» **EXERCISE OBJECTIVE**:
Copy out the lines below word for word, leaving out the pictures.

» **RECORDED DATA**:
— start —

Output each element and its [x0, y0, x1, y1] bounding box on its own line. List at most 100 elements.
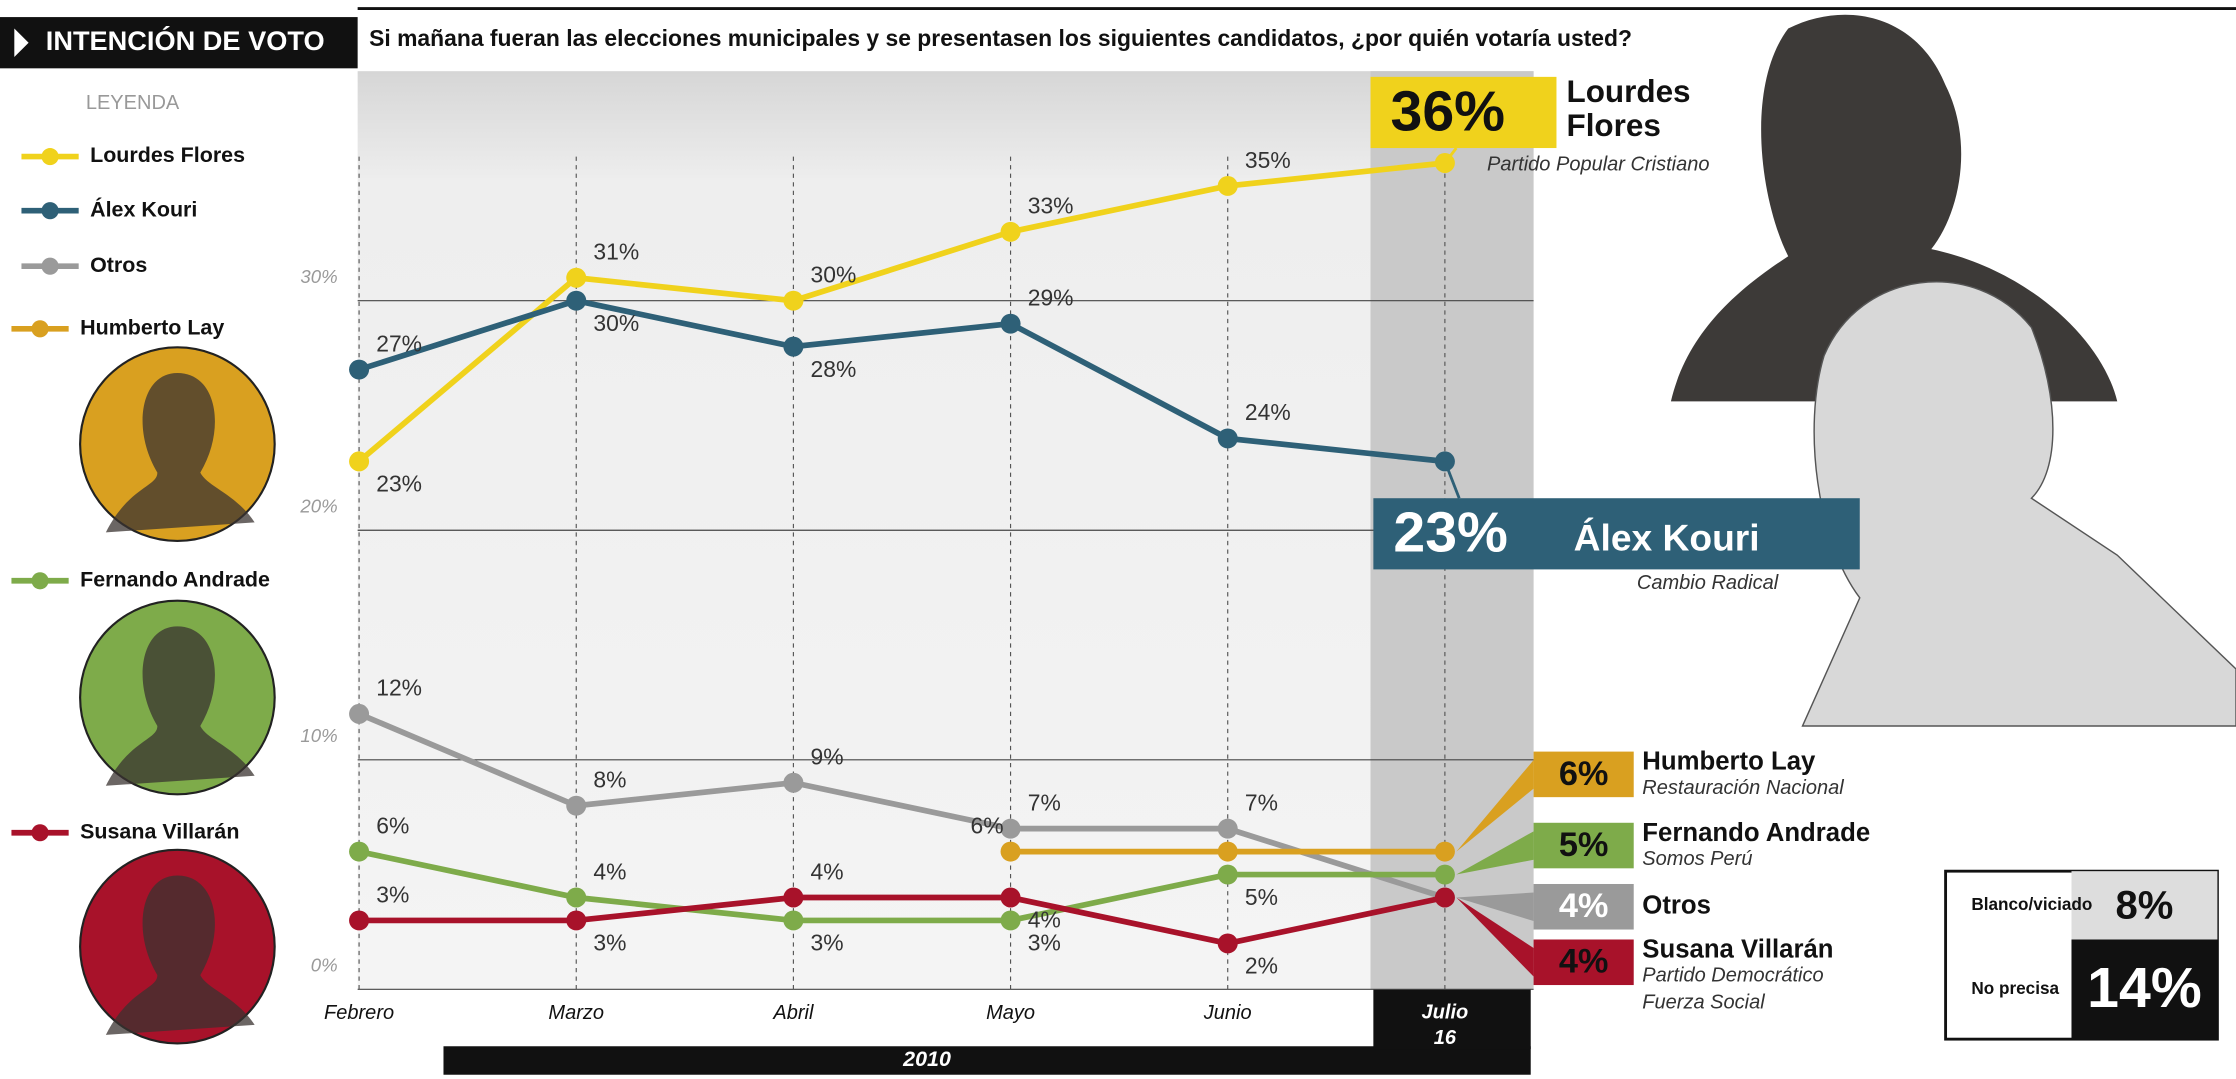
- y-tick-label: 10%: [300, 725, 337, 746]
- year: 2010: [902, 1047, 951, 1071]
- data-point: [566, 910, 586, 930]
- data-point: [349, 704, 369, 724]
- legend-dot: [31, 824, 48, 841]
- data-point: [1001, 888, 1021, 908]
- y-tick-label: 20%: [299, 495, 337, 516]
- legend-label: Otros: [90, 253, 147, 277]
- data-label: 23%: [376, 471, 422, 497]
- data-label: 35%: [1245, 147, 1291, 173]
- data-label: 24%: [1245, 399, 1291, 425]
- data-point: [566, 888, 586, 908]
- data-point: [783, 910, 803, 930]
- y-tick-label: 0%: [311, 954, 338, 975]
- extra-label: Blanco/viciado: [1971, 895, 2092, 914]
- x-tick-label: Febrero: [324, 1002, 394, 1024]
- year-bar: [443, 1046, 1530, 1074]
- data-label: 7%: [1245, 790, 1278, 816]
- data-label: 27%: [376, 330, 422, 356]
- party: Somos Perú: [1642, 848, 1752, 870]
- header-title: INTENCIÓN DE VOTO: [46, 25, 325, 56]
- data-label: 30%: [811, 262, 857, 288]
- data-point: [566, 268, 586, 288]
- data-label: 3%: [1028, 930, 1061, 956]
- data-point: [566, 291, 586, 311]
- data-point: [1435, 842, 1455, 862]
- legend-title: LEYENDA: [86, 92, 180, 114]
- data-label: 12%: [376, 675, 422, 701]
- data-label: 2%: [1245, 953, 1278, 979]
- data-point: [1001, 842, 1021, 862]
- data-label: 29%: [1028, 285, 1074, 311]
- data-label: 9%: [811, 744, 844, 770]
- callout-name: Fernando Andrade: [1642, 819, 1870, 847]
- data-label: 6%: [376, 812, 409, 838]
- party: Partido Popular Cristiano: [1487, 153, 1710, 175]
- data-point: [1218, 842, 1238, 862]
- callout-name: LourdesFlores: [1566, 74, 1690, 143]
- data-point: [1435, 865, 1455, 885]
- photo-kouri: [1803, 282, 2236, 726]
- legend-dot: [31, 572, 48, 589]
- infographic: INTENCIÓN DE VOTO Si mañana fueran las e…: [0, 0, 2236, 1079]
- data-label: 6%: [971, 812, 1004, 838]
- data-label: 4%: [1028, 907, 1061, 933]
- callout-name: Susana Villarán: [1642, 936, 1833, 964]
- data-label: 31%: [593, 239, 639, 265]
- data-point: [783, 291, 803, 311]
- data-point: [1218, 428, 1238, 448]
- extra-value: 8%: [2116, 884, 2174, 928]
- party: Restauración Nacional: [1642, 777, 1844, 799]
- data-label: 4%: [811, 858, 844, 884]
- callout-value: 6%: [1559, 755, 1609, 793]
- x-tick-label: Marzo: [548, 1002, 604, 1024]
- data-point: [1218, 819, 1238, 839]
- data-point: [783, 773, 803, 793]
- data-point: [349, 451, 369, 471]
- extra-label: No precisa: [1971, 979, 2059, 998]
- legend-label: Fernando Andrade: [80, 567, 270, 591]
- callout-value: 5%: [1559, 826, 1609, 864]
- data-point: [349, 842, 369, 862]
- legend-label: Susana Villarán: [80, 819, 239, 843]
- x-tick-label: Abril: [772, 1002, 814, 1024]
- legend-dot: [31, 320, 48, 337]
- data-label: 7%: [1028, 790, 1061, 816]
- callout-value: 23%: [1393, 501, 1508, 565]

— end —

» **ANSWER TO THE EXERCISE**:
Output each element and its [x0, y0, x1, y1] bounding box on its own line. List at most 100 elements.
- y-tick-label: 10%: [300, 725, 337, 746]
- year: 2010: [902, 1047, 951, 1071]
- data-point: [566, 910, 586, 930]
- data-point: [349, 704, 369, 724]
- legend-dot: [31, 824, 48, 841]
- data-point: [1001, 888, 1021, 908]
- y-tick-label: 20%: [299, 495, 337, 516]
- legend-label: Otros: [90, 253, 147, 277]
- data-label: 23%: [376, 471, 422, 497]
- data-label: 35%: [1245, 147, 1291, 173]
- data-label: 24%: [1245, 399, 1291, 425]
- data-point: [566, 888, 586, 908]
- data-point: [783, 910, 803, 930]
- y-tick-label: 0%: [311, 954, 338, 975]
- extra-label: Blanco/viciado: [1971, 895, 2092, 914]
- x-tick-label: Febrero: [324, 1002, 394, 1024]
- year-bar: [443, 1046, 1530, 1074]
- data-label: 7%: [1245, 790, 1278, 816]
- data-label: 27%: [376, 330, 422, 356]
- party: Somos Perú: [1642, 848, 1752, 870]
- header-title: INTENCIÓN DE VOTO: [46, 25, 325, 56]
- data-label: 30%: [811, 262, 857, 288]
- data-point: [566, 268, 586, 288]
- data-label: 3%: [1028, 930, 1061, 956]
- data-point: [566, 291, 586, 311]
- data-point: [1435, 842, 1455, 862]
- legend-title: LEYENDA: [86, 92, 180, 114]
- data-label: 12%: [376, 675, 422, 701]
- data-label: 2%: [1245, 953, 1278, 979]
- data-point: [1001, 842, 1021, 862]
- data-label: 29%: [1028, 285, 1074, 311]
- data-label: 9%: [811, 744, 844, 770]
- callout-name: Fernando Andrade: [1642, 819, 1870, 847]
- data-label: 6%: [376, 812, 409, 838]
- party: Partido Popular Cristiano: [1487, 153, 1710, 175]
- data-point: [1218, 842, 1238, 862]
- callout-name: LourdesFlores: [1566, 74, 1690, 143]
- data-point: [1435, 865, 1455, 885]
- photo-kouri: [1803, 282, 2236, 726]
- legend-dot: [31, 572, 48, 589]
- infographic: INTENCIÓN DE VOTO Si mañana fueran las e…: [0, 0, 2236, 1079]
- data-label: 6%: [971, 812, 1004, 838]
- data-label: 4%: [1028, 907, 1061, 933]
- callout-name: Susana Villarán: [1642, 936, 1833, 964]
- data-label: 31%: [593, 239, 639, 265]
- data-point: [783, 291, 803, 311]
- data-point: [1218, 428, 1238, 448]
- extra-value: 8%: [2116, 884, 2174, 928]
- party: Restauración Nacional: [1642, 777, 1844, 799]
- data-label: 4%: [811, 858, 844, 884]
- callout-value: 6%: [1559, 755, 1609, 793]
- x-tick-label: Marzo: [548, 1002, 604, 1024]
- data-point: [1218, 819, 1238, 839]
- data-point: [783, 773, 803, 793]
- data-point: [349, 451, 369, 471]
- extra-label: No precisa: [1971, 979, 2059, 998]
- legend-label: Fernando Andrade: [80, 567, 270, 591]
- callout-value: 5%: [1559, 826, 1609, 864]
- data-point: [349, 842, 369, 862]
- legend-label: Susana Villarán: [80, 819, 239, 843]
- x-tick-label: Abril: [772, 1002, 814, 1024]
- legend-dot: [31, 320, 48, 337]
- data-label: 7%: [1028, 790, 1061, 816]
- callout-value: 23%: [1393, 501, 1508, 565]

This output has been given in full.